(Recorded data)
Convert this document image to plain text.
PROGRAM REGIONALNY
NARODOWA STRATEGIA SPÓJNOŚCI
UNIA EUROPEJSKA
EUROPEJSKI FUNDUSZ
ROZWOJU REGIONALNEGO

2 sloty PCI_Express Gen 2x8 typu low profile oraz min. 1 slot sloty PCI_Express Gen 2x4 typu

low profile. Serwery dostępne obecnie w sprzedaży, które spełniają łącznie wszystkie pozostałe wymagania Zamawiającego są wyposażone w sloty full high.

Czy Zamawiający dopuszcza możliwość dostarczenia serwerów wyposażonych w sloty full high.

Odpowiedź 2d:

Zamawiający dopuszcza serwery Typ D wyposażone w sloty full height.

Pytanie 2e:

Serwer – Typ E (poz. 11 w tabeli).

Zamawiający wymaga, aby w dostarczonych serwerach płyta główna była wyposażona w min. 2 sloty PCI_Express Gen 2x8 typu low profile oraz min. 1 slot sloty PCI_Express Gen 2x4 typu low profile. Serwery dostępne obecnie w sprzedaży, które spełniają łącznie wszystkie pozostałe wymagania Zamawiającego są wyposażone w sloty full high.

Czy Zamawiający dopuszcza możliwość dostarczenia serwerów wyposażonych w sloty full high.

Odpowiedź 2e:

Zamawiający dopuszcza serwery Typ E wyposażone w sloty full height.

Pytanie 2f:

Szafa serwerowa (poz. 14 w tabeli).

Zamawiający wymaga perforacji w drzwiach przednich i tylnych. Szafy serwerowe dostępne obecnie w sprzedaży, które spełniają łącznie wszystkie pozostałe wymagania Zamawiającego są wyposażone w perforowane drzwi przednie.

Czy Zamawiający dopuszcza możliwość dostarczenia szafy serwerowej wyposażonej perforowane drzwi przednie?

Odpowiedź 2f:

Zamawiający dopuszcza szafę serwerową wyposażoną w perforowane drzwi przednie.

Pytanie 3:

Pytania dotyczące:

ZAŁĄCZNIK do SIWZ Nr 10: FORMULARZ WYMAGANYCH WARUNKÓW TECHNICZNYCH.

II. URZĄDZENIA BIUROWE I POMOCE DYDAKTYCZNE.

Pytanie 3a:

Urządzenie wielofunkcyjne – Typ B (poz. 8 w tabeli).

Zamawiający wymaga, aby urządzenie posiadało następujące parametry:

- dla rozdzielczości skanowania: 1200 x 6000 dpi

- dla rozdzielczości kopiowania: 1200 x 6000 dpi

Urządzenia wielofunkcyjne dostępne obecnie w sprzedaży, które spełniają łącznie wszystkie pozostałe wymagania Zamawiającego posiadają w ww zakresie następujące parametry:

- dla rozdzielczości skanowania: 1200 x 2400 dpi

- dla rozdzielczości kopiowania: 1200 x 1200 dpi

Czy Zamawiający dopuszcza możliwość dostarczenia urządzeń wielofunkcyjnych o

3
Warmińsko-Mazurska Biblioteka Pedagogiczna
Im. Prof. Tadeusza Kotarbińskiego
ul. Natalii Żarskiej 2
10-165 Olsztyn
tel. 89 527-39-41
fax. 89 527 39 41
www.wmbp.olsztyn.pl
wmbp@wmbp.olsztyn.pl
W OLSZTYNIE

*Task instructions*. From the records above, pull out every line containing the word "następujące".

*Solution to the problem*.
Zamawiający wymaga, aby urządzenie posiadało następujące parametry:
Urządzenia wielofunkcyjne dostępne obecnie w sprzedaży, które spełniają łącznie wszystkie pozostałe wymagania Zamawiającego posiadają w ww zakresie następujące parametry:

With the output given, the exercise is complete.